══ GIVEN INFORMATION ══
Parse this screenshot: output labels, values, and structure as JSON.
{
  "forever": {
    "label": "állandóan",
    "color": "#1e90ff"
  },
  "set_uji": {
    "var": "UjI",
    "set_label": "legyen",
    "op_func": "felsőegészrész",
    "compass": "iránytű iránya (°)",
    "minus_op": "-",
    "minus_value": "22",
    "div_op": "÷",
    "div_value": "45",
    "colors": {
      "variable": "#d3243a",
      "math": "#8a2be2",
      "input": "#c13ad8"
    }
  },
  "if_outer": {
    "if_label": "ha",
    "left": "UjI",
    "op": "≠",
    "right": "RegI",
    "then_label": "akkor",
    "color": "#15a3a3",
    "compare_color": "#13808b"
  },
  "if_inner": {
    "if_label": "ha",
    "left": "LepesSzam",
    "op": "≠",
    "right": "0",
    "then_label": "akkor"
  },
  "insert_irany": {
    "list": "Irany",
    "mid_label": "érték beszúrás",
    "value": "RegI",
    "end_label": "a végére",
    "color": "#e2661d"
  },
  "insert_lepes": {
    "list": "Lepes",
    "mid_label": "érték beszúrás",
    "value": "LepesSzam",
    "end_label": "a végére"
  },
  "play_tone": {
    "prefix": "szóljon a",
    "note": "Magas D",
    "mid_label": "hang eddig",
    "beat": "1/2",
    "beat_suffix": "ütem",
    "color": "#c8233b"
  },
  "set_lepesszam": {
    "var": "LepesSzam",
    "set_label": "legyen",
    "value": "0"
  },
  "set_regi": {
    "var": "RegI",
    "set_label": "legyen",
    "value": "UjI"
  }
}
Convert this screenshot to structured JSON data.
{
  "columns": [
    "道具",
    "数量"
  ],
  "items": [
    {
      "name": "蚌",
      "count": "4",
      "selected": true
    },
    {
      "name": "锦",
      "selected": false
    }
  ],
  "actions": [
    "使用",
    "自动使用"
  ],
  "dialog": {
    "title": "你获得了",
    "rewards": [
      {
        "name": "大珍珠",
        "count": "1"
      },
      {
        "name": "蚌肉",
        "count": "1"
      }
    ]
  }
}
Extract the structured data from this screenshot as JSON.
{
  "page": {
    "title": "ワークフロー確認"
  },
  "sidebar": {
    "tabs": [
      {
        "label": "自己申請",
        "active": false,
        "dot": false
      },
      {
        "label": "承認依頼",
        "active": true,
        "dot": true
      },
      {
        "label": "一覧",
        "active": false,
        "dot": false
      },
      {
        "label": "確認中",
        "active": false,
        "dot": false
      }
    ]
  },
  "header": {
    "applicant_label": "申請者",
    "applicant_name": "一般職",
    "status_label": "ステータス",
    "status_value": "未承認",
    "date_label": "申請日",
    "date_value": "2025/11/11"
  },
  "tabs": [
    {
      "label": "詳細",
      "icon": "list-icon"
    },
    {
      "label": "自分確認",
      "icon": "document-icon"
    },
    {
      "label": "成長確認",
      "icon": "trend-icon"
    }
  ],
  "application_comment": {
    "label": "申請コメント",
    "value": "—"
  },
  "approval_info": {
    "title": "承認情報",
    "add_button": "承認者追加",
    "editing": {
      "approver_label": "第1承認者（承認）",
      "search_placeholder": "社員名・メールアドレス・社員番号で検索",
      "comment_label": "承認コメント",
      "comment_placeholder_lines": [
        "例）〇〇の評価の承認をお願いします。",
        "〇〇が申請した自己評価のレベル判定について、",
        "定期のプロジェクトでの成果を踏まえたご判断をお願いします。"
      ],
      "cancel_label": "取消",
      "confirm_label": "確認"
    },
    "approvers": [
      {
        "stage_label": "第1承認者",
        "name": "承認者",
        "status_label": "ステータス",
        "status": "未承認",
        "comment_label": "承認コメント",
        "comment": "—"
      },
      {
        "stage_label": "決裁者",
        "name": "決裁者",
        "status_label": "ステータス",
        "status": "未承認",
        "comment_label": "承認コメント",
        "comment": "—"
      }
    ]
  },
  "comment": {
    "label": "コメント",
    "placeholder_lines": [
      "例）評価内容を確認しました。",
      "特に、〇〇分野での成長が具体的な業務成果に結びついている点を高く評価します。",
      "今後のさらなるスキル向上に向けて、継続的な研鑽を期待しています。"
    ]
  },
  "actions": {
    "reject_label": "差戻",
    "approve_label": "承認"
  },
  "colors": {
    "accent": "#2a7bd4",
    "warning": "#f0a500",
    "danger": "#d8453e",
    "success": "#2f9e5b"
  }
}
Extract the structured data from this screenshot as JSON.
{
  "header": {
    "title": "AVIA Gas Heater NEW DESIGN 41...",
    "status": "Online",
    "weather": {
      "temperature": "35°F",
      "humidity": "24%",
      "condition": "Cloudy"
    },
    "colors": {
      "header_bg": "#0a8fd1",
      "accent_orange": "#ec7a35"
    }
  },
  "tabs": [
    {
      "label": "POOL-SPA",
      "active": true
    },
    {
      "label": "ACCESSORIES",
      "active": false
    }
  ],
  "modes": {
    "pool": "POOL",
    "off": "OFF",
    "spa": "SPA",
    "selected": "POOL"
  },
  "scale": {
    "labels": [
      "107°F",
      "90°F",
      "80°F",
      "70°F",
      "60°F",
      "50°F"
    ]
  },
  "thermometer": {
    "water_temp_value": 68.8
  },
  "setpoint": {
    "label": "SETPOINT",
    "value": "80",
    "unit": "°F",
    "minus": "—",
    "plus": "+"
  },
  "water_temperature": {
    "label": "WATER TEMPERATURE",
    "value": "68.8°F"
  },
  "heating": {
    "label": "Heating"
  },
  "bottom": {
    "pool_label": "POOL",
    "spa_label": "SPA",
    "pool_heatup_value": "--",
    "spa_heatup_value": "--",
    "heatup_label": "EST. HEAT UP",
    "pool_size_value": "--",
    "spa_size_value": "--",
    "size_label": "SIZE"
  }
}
═══
REQUEST: Go through the records above and set each one down exactly, please.

THE ANSWER:
Parse this screenshot: output labels, values, and structure as JSON.
{
  "forever": {
    "label": "állandóan",
    "color": "#1e90ff"
  },
  "set_uji": {
    "var": "UjI",
    "set_label": "legyen",
    "op_func": "felsőegészrész",
    "compass": "iránytű iránya (°)",
    "minus_op": "-",
    "minus_value": "22",
    "div_op": "÷",
    "div_value": "45",
    "colors": {
      "variable": "#d3243a",
      "math": "#8a2be2",
      "input": "#c13ad8"
    }
  },
  "if_outer": {
    "if_label": "ha",
    "left": "UjI",
    "op": "≠",
    "right": "RegI",
    "then_label": "akkor",
    "color": "#15a3a3",
    "compare_color": "#13808b"
  },
  "if_inner": {
    "if_label": "ha",
    "left": "LepesSzam",
    "op": "≠",
    "right": "0",
    "then_label": "akkor"
  },
  "insert_irany": {
    "list": "Irany",
    "mid_label": "érték beszúrás",
    "value": "RegI",
    "end_label": "a végére",
    "color": "#e2661d"
  },
  "insert_lepes": {
    "list": "Lepes",
    "mid_label": "érték beszúrás",
    "value": "LepesSzam",
    "end_label": "a végére"
  },
  "play_tone": {
    "prefix": "szóljon a",
    "note": "Magas D",
    "mid_label": "hang eddig",
    "beat": "1/2",
    "beat_suffix": "ütem",
    "color": "#c8233b"
  },
  "set_lepesszam": {
    "var": "LepesSzam",
    "set_label": "legyen",
    "value": "0"
  },
  "set_regi": {
    "var": "RegI",
    "set_label": "legyen",
    "value": "UjI"
  }
}
Convert this screenshot to structured JSON data.
{
  "columns": [
    "道具",
    "数量"
  ],
  "items": [
    {
      "name": "蚌",
      "count": "4",
      "selected": true
    },
    {
      "name": "锦",
      "selected": false
    }
  ],
  "actions": [
    "使用",
    "自动使用"
  ],
  "dialog": {
    "title": "你获得了",
    "rewards": [
      {
        "name": "大珍珠",
        "count": "1"
      },
      {
        "name": "蚌肉",
        "count": "1"
      }
    ]
  }
}
Extract the structured data from this screenshot as JSON.
{
  "page": {
    "title": "ワークフロー確認"
  },
  "sidebar": {
    "tabs": [
      {
        "label": "自己申請",
        "active": false,
        "dot": false
      },
      {
        "label": "承認依頼",
        "active": true,
        "dot": true
      },
      {
        "label": "一覧",
        "active": false,
        "dot": false
      },
      {
        "label": "確認中",
        "active": false,
        "dot": false
      }
    ]
  },
  "header": {
    "applicant_label": "申請者",
    "applicant_name": "一般職",
    "status_label": "ステータス",
    "status_value": "未承認",
    "date_label": "申請日",
    "date_value": "2025/11/11"
  },
  "tabs": [
    {
      "label": "詳細",
      "icon": "list-icon"
    },
    {
      "label": "自分確認",
      "icon": "document-icon"
    },
    {
      "label": "成長確認",
      "icon": "trend-icon"
    }
  ],
  "application_comment": {
    "label": "申請コメント",
    "value": "—"
  },
  "approval_info": {
    "title": "承認情報",
    "add_button": "承認者追加",
    "editing": {
      "approver_label": "第1承認者（承認）",
      "search_placeholder": "社員名・メールアドレス・社員番号で検索",
      "comment_label": "承認コメント",
      "comment_placeholder_lines": [
        "例）〇〇の評価の承認をお願いします。",
        "〇〇が申請した自己評価のレベル判定について、",
        "定期のプロジェクトでの成果を踏まえたご判断をお願いします。"
      ],
      "cancel_label": "取消",
      "confirm_label": "確認"
    },
    "approvers": [
      {
        "stage_label": "第1承認者",
        "name": "承認者",
        "status_label": "ステータス",
        "status": "未承認",
        "comment_label": "承認コメント",
        "comment": "—"
      },
      {
        "stage_label": "決裁者",
        "name": "決裁者",
        "status_label": "ステータス",
        "status": "未承認",
        "comment_label": "承認コメント",
        "comment": "—"
      }
    ]
  },
  "comment": {
    "label": "コメント",
    "placeholder_lines": [
      "例）評価内容を確認しました。",
      "特に、〇〇分野での成長が具体的な業務成果に結びついている点を高く評価します。",
      "今後のさらなるスキル向上に向けて、継続的な研鑽を期待しています。"
    ]
  },
  "actions": {
    "reject_label": "差戻",
    "approve_label": "承認"
  },
  "colors": {
    "accent": "#2a7bd4",
    "warning": "#f0a500",
    "danger": "#d8453e",
    "success": "#2f9e5b"
  }
}
Extract the structured data from this screenshot as JSON.
{
  "header": {
    "title": "AVIA Gas Heater NEW DESIGN 41...",
    "status": "Online",
    "weather": {
      "temperature": "35°F",
      "humidity": "24%",
      "condition": "Cloudy"
    },
    "colors": {
      "header_bg": "#0a8fd1",
      "accent_orange": "#ec7a35"
    }
  },
  "tabs": [
    {
      "label": "POOL-SPA",
      "active": true
    },
    {
      "label": "ACCESSORIES",
      "active": false
    }
  ],
  "modes": {
    "pool": "POOL",
    "off": "OFF",
    "spa": "SPA",
    "selected": "POOL"
  },
  "scale": {
    "labels": [
      "107°F",
      "90°F",
      "80°F",
      "70°F",
      "60°F",
      "50°F"
    ]
  },
  "thermometer": {
    "water_temp_value": 68.8
  },
  "setpoint": {
    "label": "SETPOINT",
    "value": "80",
    "unit": "°F",
    "minus": "—",
    "plus": "+"
  },
  "water_temperature": {
    "label": "WATER TEMPERATURE",
    "value": "68.8°F"
  },
  "heating": {
    "label": "Heating"
  },
  "bottom": {
    "pool_label": "POOL",
    "spa_label": "SPA",
    "pool_heatup_value": "--",
    "spa_heatup_value": "--",
    "heatup_label": "EST. HEAT UP",
    "pool_size_value": "--",
    "spa_size_value": "--",
    "size_label": "SIZE"
  }
}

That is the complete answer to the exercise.